*Task goal*. Below are the records. Gather each line that holds "Small".

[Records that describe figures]
--- Start ---
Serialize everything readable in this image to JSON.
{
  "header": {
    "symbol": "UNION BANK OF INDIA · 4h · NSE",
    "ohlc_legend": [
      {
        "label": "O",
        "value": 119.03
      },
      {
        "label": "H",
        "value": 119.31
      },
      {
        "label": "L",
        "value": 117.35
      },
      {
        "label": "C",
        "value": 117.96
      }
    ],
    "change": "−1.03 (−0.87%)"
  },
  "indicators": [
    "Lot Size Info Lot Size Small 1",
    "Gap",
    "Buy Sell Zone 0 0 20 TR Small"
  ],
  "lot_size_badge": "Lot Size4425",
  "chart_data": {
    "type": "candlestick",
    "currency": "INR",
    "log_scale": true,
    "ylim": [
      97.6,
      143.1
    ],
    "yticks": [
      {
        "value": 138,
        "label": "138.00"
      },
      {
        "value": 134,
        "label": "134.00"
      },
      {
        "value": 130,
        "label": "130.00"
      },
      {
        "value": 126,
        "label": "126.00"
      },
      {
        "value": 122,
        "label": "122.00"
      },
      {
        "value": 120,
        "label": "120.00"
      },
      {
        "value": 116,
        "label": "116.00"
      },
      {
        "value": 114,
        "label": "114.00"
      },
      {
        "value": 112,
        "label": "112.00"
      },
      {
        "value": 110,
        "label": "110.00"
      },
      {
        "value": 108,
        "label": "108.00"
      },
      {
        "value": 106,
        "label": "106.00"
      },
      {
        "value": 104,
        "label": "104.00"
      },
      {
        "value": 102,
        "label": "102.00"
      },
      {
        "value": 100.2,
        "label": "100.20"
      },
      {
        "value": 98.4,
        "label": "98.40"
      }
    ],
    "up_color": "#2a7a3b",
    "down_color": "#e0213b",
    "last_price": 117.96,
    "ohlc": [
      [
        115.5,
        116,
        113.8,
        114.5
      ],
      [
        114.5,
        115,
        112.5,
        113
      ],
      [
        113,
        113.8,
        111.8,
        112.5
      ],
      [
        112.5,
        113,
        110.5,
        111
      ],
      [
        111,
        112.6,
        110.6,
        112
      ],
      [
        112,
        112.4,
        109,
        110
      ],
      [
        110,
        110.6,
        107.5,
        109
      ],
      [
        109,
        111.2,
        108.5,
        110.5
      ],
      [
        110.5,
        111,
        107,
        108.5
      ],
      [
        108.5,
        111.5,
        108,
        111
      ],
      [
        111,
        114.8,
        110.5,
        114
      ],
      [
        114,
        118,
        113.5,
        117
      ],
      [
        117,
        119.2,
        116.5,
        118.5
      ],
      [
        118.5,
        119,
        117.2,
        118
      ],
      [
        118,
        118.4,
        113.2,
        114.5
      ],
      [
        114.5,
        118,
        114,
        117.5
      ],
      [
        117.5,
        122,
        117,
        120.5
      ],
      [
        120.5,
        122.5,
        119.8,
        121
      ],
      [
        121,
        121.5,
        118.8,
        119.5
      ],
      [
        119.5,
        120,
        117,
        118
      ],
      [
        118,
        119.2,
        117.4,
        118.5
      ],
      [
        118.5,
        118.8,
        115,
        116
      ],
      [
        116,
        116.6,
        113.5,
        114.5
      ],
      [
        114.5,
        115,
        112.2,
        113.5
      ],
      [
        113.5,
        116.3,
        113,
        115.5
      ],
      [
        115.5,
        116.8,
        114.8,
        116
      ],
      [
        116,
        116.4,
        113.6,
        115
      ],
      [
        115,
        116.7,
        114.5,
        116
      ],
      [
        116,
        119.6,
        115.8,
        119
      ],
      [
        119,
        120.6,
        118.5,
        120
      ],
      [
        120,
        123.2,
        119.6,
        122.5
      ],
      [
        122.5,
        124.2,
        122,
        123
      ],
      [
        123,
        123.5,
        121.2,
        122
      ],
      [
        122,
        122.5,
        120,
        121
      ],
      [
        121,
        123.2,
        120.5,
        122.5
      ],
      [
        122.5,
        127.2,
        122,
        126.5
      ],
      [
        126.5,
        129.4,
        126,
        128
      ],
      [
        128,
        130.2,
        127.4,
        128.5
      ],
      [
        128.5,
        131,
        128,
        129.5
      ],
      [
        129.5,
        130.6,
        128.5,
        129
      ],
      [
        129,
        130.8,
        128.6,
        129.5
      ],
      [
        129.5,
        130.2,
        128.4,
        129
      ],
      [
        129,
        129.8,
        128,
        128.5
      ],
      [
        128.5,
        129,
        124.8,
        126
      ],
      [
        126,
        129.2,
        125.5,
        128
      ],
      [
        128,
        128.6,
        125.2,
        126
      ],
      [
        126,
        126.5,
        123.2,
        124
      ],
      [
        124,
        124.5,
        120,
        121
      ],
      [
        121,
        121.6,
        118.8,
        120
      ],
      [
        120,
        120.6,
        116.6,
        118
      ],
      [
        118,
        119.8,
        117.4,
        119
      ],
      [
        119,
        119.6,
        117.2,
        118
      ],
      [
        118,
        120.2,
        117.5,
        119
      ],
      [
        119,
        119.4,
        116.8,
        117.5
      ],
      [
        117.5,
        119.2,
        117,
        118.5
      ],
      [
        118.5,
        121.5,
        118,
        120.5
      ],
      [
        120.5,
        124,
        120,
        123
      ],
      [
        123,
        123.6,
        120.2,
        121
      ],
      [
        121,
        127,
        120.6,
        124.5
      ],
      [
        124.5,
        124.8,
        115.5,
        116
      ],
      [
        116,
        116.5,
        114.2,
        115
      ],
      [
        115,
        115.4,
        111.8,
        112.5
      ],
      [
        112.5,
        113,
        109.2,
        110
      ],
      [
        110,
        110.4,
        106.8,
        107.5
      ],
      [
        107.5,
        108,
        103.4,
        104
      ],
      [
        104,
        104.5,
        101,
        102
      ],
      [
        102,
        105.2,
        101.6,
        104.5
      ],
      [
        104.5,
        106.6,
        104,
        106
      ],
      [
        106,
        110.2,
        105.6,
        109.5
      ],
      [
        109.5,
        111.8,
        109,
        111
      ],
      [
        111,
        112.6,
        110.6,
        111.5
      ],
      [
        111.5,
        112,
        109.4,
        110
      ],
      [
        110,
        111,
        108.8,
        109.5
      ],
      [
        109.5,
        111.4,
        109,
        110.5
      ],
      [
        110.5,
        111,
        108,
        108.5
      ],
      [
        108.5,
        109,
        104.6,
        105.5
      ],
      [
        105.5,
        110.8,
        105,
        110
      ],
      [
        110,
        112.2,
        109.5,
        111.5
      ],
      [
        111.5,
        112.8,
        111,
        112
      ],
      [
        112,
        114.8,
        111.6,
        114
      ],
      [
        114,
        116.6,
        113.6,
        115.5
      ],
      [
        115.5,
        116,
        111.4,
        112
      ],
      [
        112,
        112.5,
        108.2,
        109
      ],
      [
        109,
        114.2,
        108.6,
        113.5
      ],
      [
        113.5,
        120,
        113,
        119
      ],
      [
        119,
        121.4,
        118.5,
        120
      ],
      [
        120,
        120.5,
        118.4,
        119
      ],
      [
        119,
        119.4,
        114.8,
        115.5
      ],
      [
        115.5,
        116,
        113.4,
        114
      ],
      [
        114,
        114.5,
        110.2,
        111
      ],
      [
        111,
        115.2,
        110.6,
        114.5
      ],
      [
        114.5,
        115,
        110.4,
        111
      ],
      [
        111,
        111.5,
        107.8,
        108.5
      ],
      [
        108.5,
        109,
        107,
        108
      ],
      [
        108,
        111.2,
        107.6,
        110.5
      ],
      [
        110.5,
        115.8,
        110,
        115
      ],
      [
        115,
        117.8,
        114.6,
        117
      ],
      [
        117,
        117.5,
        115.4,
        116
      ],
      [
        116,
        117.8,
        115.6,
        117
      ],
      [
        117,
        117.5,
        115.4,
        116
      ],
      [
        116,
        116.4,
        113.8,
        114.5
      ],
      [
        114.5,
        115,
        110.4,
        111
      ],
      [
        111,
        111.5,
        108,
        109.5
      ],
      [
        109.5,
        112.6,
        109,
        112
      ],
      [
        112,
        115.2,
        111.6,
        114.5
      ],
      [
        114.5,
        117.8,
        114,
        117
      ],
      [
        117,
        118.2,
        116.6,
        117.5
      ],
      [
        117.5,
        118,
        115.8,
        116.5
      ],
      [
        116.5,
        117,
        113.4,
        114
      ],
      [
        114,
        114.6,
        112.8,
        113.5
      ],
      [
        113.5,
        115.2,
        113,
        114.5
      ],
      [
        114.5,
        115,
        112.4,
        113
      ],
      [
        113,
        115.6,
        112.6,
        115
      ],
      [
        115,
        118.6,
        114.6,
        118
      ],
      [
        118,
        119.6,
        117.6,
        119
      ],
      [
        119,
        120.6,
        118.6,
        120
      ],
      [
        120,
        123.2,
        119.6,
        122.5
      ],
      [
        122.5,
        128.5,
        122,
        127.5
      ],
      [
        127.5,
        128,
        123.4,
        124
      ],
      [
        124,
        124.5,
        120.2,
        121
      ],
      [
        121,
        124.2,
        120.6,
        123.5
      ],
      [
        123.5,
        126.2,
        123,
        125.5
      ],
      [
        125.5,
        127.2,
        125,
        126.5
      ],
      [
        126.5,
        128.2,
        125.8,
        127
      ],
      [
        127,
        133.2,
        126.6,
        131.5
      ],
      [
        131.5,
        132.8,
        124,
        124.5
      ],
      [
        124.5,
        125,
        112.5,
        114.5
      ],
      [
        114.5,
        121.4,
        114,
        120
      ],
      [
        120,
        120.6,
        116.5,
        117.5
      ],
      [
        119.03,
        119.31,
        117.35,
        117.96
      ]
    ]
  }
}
--- End ---
*In response*.
    "Lot Size Info Lot Size Small 1",
    "Buy Sell Zone 0 0 20 TR Small"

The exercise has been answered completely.